* ABOUT THIS EXERCISE *
Answer these questions using the excerpt on wealth and patents below.
(a) Whom does the speaker name as the creators of wealth?
(b) Patents are described as a replay of what?
(c) Which organization's Seattle meeting drew the opposition mentioned?

* TEXT EXCERPT *
════

Now, who creates wealth? In my view, it’s the workers who create wealth. It’s women working away in the factories in the U.S. who create wealth; women peasants in India create wealth. But who is creating wealth in the racist worldview? The corporations who steal from us and those young white fellows on Wall Street who speculate on currencies.

Patents are a replay of colonialism, which is now called globalization and free trade. The intellectual property rights laws of the General Agreement on Tariffs and Trade (GATT) set the stage for foreign corporations to gain a total monopoly control of our food production by displacing traditional seed varieties with patented hybrids.

CL: Here in the United States, progressives were deeply encouraged to see the outpouring of well-organized and creative opposition to the World Trade Organization’s meeting in Seattle. What do you think was accomplished there?

════

(Dataset items)
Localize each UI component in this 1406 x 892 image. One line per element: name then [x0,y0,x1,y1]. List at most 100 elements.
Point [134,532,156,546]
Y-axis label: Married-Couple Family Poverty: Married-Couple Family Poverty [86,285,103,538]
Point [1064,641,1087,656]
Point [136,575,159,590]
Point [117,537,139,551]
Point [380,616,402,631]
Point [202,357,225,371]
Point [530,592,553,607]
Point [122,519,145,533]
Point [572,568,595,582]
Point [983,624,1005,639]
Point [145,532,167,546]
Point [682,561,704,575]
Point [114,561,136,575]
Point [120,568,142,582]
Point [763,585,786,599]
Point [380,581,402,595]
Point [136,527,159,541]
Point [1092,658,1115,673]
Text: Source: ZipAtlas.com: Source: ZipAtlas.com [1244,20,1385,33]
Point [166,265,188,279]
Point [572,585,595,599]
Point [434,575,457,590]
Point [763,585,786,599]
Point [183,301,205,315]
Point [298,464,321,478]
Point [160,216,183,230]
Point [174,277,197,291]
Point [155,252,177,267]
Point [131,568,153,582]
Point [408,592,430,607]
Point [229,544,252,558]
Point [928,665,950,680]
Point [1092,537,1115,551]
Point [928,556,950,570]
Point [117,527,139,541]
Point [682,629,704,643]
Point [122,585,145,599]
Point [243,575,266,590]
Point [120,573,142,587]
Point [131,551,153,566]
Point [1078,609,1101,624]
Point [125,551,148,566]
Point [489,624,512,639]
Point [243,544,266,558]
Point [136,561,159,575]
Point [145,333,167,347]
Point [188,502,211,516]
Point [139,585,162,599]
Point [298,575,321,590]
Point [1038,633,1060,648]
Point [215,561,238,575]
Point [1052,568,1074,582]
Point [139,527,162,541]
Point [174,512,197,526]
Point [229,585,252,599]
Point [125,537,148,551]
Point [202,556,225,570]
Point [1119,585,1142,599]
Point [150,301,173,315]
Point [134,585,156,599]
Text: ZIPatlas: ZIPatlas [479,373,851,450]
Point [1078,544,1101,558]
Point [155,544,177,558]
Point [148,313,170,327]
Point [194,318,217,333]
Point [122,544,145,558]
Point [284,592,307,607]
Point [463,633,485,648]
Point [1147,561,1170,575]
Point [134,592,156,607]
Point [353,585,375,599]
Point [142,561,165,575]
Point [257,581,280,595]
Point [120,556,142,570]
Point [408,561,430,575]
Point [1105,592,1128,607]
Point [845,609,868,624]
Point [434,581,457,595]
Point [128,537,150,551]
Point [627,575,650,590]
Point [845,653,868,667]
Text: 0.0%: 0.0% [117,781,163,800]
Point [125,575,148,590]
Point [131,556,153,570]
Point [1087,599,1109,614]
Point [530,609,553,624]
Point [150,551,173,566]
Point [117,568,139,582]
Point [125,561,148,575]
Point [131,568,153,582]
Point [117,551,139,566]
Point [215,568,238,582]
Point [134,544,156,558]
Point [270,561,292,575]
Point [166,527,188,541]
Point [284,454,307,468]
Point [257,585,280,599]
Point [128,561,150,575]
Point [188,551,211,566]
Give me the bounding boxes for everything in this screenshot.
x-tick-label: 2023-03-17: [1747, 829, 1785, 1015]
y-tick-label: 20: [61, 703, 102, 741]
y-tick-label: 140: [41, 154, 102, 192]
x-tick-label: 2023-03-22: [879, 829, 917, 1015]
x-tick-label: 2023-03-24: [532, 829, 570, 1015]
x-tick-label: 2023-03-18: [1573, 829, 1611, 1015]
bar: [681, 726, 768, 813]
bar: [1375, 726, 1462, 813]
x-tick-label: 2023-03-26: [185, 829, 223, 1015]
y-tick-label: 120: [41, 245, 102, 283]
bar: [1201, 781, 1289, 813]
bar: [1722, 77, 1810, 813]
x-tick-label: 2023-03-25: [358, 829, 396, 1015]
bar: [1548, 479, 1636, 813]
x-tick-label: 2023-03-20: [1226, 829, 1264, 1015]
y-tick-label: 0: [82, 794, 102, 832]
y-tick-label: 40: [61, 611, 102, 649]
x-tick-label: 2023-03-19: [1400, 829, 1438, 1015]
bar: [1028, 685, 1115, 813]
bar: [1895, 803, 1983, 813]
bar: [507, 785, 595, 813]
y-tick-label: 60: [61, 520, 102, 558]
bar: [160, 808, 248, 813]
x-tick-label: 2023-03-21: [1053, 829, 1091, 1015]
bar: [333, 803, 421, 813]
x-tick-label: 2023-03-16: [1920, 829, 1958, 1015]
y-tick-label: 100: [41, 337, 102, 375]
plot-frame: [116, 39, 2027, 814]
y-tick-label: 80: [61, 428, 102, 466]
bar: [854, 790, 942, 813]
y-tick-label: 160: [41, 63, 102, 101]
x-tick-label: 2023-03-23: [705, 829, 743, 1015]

════

* SOLUTION FOR THIS PROBLEM *
(a) The workers: women working in factories in the U.S. and women peasants in India.
(b) Colonialism, which is now called globalization and free trade.
(c) The World Trade Organization.